◆ Challenge
From the entries provided below, copy each line that contains the word "this".

◆ Stored data
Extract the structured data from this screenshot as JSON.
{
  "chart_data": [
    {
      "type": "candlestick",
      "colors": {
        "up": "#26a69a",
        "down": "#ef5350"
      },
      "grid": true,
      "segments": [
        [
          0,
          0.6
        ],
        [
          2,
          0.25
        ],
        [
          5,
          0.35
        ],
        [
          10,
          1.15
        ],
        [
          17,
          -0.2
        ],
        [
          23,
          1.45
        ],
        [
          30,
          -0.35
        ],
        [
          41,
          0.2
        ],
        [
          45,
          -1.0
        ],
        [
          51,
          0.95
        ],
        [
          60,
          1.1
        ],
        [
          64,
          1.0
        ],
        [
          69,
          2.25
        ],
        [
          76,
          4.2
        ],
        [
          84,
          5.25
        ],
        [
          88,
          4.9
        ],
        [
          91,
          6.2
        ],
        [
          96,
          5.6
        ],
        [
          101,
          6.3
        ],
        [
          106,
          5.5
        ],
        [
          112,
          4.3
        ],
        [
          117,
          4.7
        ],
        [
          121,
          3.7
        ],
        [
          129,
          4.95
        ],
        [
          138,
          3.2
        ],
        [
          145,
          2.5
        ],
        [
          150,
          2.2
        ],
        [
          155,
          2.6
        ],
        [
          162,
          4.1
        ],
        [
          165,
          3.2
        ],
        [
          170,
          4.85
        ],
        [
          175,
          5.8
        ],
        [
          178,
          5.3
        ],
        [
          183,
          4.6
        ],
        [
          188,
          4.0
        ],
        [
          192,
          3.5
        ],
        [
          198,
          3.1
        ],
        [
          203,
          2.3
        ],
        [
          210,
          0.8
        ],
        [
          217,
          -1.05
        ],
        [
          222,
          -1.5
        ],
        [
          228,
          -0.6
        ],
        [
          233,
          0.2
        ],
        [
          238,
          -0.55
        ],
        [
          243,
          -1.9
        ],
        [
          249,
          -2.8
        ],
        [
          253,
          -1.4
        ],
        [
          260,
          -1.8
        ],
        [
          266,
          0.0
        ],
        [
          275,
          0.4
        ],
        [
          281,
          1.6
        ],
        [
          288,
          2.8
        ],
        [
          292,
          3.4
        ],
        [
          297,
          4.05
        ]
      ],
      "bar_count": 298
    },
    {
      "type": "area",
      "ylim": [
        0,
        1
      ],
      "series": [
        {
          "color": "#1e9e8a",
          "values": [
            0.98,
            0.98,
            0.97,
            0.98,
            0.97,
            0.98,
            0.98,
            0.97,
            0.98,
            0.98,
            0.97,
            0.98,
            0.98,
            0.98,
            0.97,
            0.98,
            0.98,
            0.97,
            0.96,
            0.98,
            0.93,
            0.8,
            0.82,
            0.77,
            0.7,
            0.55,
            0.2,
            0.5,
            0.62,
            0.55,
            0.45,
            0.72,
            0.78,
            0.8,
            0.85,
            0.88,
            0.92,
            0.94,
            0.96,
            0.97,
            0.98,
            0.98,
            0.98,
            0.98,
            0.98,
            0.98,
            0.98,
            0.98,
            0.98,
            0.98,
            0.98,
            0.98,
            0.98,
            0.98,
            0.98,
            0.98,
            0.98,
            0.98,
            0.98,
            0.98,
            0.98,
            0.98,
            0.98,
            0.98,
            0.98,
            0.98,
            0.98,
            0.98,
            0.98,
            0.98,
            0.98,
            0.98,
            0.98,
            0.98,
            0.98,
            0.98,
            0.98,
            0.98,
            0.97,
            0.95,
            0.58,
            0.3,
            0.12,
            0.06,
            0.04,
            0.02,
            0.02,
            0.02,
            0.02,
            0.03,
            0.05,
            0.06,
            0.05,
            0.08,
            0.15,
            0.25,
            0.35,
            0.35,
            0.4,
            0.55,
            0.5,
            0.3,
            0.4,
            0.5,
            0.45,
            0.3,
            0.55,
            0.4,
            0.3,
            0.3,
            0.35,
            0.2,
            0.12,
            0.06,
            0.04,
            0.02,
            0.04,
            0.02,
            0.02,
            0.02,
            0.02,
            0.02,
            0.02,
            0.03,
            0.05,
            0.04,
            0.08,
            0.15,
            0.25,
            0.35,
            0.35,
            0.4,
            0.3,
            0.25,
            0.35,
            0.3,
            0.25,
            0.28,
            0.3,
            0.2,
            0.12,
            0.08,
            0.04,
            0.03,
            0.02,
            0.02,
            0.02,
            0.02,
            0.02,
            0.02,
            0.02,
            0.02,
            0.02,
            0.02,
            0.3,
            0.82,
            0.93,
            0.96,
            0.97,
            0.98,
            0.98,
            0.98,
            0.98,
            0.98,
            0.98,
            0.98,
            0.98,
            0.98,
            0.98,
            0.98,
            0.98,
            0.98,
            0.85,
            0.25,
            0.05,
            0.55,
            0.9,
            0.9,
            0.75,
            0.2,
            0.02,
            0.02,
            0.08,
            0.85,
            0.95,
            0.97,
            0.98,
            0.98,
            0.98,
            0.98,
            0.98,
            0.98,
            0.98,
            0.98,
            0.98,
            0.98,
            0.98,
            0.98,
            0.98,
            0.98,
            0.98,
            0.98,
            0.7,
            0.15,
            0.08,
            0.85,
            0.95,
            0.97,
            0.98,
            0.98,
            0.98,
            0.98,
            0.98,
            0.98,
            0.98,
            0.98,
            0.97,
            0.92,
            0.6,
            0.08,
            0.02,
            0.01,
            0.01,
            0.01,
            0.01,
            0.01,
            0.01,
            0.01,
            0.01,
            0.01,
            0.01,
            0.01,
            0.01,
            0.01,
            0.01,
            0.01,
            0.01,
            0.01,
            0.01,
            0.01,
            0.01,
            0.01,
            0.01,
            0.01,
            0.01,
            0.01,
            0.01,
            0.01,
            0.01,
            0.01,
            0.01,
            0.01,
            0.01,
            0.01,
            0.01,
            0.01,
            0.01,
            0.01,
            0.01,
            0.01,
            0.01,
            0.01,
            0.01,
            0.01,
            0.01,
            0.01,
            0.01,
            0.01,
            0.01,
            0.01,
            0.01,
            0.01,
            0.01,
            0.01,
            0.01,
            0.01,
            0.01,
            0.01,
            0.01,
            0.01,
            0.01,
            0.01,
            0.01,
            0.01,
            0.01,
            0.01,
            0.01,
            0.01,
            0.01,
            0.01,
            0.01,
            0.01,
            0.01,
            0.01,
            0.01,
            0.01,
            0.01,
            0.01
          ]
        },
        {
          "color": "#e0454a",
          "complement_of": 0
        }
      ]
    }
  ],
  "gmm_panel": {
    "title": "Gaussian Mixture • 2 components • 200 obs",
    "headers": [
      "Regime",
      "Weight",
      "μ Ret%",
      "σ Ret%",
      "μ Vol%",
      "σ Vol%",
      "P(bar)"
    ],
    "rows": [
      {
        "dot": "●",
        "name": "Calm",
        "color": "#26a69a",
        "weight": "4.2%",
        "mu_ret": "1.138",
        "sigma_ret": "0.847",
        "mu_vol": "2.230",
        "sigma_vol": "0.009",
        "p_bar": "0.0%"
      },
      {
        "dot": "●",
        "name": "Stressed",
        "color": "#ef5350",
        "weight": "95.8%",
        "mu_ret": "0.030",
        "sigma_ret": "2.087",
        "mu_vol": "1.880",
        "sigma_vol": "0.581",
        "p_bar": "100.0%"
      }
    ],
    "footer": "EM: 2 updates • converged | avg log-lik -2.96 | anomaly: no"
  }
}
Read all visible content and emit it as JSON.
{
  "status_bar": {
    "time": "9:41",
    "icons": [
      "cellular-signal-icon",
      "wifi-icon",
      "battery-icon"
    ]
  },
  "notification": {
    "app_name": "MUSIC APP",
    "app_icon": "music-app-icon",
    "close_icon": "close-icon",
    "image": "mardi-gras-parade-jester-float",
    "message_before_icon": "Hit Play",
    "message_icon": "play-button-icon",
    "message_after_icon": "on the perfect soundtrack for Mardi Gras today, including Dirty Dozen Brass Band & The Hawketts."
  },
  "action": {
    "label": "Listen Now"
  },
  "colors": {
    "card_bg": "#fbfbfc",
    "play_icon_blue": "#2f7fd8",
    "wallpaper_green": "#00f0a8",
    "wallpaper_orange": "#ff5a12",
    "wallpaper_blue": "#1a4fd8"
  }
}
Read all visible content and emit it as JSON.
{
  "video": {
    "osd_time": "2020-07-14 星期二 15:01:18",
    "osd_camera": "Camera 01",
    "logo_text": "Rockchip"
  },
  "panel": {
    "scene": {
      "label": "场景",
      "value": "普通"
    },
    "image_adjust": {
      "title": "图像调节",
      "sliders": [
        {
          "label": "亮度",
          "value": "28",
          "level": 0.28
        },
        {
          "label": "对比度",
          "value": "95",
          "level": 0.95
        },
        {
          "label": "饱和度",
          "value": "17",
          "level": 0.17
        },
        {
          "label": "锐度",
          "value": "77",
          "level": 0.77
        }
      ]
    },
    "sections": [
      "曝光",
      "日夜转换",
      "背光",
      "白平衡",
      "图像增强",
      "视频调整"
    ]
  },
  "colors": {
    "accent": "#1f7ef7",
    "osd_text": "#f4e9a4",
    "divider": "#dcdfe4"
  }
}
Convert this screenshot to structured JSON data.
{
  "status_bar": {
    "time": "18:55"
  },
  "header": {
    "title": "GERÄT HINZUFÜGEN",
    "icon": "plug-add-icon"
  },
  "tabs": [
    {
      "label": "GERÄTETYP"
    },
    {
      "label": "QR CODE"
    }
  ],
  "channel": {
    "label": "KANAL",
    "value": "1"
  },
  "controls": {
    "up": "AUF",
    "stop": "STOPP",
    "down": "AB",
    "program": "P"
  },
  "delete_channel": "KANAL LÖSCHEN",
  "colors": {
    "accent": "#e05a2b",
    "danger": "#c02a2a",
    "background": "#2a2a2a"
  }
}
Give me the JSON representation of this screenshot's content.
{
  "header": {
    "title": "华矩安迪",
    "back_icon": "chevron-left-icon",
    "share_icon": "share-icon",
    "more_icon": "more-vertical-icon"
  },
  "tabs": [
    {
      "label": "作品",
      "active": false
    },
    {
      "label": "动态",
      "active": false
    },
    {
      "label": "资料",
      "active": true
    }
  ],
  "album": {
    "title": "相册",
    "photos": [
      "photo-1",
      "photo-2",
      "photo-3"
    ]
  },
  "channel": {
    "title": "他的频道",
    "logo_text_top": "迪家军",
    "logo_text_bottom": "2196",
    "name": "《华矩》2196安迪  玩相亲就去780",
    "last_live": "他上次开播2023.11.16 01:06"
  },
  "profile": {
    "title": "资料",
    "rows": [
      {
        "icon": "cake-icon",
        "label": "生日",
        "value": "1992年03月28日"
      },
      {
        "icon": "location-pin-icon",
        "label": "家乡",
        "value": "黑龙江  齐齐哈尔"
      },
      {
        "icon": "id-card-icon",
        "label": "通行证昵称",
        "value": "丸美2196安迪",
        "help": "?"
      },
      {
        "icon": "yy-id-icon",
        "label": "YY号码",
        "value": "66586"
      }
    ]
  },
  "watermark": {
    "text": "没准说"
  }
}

◆ Finished exercise
Extract the structured data from this screenshot as JSON.
Convert this screenshot to structured JSON data.
Give me the JSON representation of this screenshot's content.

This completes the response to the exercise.